═══ Stored records
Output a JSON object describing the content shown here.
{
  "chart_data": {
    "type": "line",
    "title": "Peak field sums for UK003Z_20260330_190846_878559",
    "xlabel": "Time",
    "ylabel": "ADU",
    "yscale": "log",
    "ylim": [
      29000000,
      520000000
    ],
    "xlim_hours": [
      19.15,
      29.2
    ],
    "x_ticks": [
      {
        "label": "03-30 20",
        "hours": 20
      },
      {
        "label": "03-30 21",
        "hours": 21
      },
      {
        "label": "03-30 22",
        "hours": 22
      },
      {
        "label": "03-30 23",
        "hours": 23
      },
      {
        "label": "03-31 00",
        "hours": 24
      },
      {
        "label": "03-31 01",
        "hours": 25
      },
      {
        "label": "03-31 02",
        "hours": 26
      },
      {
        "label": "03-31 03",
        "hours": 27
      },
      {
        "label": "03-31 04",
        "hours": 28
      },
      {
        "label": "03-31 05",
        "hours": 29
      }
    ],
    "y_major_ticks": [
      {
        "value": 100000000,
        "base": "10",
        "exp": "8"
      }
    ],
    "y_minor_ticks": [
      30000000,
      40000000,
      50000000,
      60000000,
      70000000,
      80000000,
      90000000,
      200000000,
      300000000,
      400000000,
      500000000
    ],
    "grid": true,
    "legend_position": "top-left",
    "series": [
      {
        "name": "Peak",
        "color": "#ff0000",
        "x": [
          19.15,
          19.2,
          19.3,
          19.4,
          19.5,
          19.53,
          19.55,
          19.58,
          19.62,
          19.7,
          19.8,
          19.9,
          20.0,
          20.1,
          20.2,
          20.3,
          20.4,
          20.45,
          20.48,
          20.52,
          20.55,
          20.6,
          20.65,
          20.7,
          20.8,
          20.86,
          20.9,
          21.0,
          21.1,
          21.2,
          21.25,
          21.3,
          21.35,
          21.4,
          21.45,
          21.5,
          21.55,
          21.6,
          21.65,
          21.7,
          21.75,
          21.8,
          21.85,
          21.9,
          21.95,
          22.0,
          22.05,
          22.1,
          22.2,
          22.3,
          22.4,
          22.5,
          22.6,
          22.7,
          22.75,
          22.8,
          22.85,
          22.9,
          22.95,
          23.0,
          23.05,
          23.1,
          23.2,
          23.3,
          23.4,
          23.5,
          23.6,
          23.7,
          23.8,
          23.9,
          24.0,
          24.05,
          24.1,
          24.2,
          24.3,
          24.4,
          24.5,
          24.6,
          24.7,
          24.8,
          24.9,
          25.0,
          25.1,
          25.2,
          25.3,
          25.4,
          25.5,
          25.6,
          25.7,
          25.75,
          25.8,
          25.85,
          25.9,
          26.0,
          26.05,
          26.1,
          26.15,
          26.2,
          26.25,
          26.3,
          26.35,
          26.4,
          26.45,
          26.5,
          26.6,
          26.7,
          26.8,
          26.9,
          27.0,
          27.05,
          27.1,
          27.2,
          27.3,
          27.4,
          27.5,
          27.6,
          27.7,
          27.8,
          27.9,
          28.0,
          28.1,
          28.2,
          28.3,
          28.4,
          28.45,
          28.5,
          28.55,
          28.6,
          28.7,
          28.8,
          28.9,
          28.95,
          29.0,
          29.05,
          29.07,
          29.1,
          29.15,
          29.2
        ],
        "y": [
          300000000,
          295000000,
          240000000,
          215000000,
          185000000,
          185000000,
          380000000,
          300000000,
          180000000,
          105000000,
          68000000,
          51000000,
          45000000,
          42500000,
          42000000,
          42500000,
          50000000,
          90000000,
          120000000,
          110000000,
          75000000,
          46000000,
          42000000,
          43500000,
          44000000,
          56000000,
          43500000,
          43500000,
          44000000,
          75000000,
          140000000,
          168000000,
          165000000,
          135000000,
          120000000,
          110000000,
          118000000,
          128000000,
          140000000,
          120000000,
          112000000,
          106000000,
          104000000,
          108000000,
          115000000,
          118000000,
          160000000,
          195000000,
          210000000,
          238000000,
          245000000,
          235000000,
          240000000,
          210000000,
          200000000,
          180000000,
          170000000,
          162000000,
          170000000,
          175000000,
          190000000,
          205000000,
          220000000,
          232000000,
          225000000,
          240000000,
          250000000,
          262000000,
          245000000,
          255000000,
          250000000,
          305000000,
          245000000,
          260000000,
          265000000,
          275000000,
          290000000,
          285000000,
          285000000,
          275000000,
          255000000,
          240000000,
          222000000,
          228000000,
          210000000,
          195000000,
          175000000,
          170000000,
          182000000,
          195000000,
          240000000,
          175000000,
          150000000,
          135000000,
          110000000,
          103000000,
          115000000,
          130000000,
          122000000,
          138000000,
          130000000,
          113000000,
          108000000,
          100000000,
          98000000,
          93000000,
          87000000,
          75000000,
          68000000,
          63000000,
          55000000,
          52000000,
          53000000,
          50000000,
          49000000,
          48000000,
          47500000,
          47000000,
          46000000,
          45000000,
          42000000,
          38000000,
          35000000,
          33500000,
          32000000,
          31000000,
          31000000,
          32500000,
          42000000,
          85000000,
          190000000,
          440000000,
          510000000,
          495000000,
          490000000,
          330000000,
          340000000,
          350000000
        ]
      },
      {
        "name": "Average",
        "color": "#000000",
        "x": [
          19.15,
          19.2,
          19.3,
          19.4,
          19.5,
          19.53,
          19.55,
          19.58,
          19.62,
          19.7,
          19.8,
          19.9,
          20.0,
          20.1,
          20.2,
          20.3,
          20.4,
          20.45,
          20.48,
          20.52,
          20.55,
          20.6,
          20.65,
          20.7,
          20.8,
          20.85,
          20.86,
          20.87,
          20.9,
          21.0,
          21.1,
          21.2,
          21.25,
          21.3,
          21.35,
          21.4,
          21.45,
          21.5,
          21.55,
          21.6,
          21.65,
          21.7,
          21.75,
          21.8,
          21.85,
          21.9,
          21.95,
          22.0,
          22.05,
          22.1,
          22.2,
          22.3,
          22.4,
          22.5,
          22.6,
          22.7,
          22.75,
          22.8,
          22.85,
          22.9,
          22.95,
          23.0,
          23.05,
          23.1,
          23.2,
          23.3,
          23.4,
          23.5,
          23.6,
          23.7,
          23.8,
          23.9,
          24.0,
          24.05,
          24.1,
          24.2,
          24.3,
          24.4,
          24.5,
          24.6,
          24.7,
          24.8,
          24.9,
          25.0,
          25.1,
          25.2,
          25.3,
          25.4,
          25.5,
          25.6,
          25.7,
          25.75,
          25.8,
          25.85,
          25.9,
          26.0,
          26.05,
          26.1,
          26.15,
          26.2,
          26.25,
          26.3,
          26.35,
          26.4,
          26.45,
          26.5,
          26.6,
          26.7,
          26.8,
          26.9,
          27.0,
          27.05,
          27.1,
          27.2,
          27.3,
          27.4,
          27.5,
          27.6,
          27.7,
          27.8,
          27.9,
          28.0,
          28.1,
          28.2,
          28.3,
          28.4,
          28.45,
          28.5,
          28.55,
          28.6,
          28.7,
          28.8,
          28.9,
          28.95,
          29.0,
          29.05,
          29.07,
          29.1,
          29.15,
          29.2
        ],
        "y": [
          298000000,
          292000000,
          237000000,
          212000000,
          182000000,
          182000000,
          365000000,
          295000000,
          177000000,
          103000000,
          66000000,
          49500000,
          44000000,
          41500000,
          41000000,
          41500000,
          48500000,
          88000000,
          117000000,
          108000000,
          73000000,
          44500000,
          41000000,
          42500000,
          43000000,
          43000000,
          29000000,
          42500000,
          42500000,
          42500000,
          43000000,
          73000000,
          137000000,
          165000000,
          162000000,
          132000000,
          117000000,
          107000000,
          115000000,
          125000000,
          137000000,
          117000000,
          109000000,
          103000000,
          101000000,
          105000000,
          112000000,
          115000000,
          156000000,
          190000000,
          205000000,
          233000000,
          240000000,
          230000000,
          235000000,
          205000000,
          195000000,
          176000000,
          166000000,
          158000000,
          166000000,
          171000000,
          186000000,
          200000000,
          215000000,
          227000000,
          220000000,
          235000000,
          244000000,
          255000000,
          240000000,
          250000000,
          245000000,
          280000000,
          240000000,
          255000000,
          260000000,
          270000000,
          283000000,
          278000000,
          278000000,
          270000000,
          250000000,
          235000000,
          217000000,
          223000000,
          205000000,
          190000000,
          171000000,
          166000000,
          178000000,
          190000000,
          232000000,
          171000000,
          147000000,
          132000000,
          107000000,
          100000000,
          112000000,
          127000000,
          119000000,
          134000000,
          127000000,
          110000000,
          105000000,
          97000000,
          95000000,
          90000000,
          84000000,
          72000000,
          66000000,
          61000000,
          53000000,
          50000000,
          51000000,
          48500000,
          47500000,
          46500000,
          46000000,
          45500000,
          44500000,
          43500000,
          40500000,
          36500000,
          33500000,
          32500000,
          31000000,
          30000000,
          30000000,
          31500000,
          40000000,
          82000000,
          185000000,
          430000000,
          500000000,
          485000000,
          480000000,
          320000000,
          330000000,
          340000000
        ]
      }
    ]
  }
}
══════
▶ **Written request**
Your answer should be one number: how many lines in the material above contain the string "Peak".

▶ **Reply**
2